**Your goal:** In the gas exchange valve passage below, what kind of coating is on the side of the valve plate facing away from the combustion chamber in the valve known from DE 103 58 729 A1?

**Passage shown:**
The present invention relates to a gas exchange valve of an internal combustion engine having a valve plate and a valve stem. The invention further relates to a method and an apparatus for coating such a gas exchange valves.

BACKGROUND

A species-related gas exchange valve of an internal combustion engine having a valve plate and a valve stem is known from DE 103 58 729 A1. In this case, a side of the valve plate facing away from a combustion chamber of the internal combustion engine has a catalytic coating, and a surface of the valve stem adjacent to the valve plate has an antiadhesive coating. This arrangement is intended in particular to prevent the gas exchange valve from becoming excessively coked during operation.

Gas exchange valves in internal combustion engines are generally exposed to high thermal and/or mechanical stresses. Besides the thermal stresses, chemical stresses, for example from oils, lubricants or other substances are also very significant, because they can often have a damaging effect on corrosion resistance, and therewith also wear resistance.

SUMMARY

The present invention therefore addresses the problem of providing an improved, or at least an alternative embodiment of a gas exchange valve of the species-related kind, which is characterised in particular by greater resistance to wear and greater resistance to corrosion.

**Data entries:**
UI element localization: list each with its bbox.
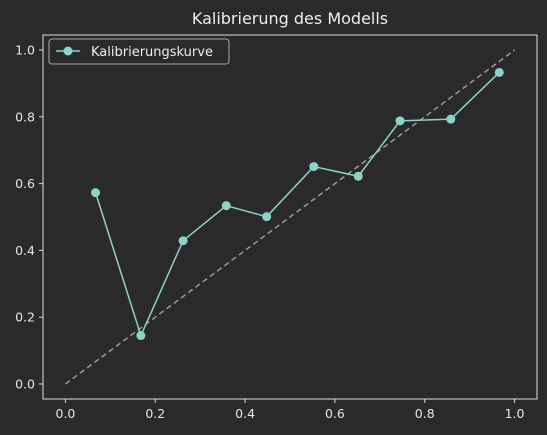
- x-tick-label: 0.6: [325, 406, 345, 421]
- x-tick-label: 0.4: [235, 406, 255, 421]
- calibration-point: [222, 201, 231, 210]
- calibration-point: [396, 116, 405, 125]
- calibration-point: [495, 68, 504, 77]
- calibration-point: [354, 172, 363, 181]
- y-tick-label: 0.8: [15, 109, 35, 124]
- calibration-point: [262, 212, 271, 221]
- calibration-point: [446, 115, 455, 124]
- x-tick-label: 0.2: [145, 406, 165, 421]
- x-tick-label: 1.0: [505, 406, 525, 421]
- y-tick-label: 0.6: [15, 176, 35, 191]
- y-tick-label: 0.4: [15, 243, 35, 258]
- x-tick-label: 0.0: [56, 406, 76, 421]
- y-tick-label: 0.0: [15, 376, 35, 391]
- calibration-point: [179, 236, 188, 245]
- legend: Kalibrierungskurve: [49, 39, 229, 64]
- chart-title: Kalibrierung des Modells: [192, 9, 388, 28]
- y-tick-label: 1.0: [15, 43, 35, 58]
- legend-marker: [64, 47, 73, 56]
- calibration-point: [136, 331, 145, 340]
- legend-label: Kalibrierungskurve: [91, 45, 213, 60]
- calibration-point: [91, 188, 100, 197]
- y-tick-label: 0.2: [15, 310, 35, 325]
- calibration-point: [309, 162, 318, 171]
- x-tick-label: 0.8: [415, 406, 435, 421]
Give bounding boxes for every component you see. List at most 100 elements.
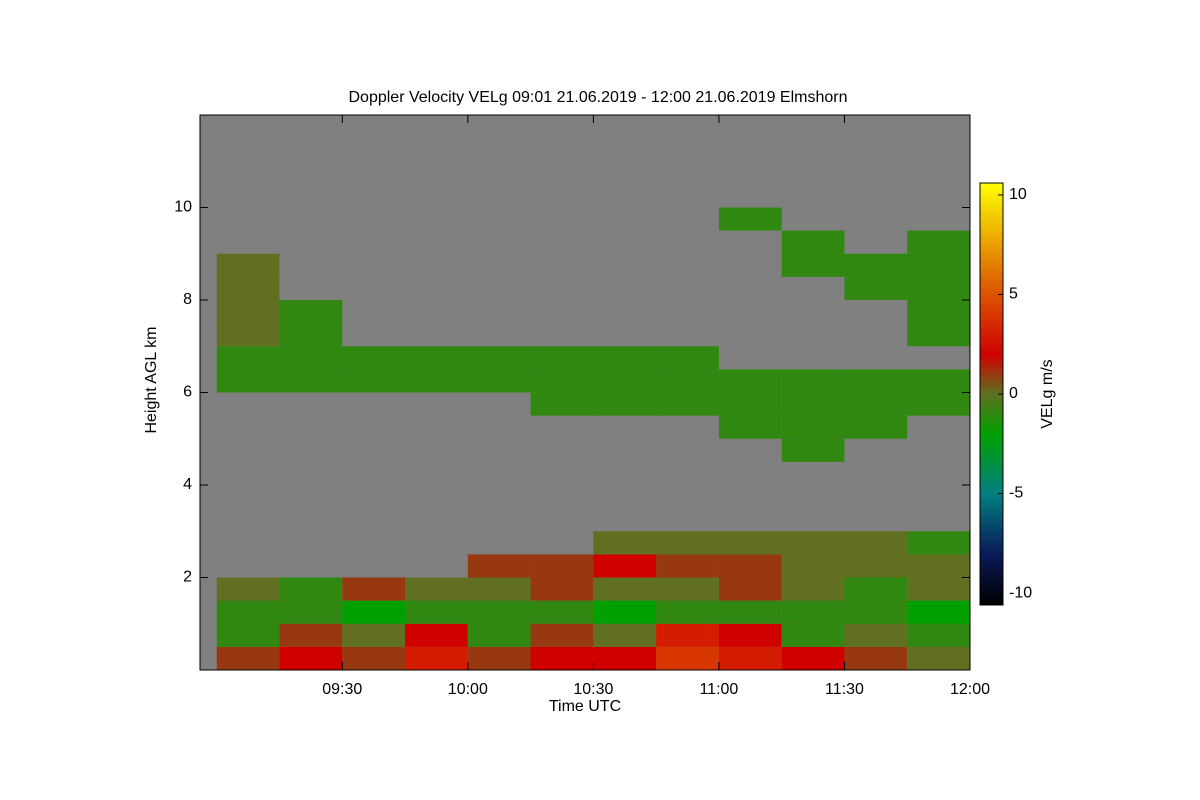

**Finished task:** A catalytic coating.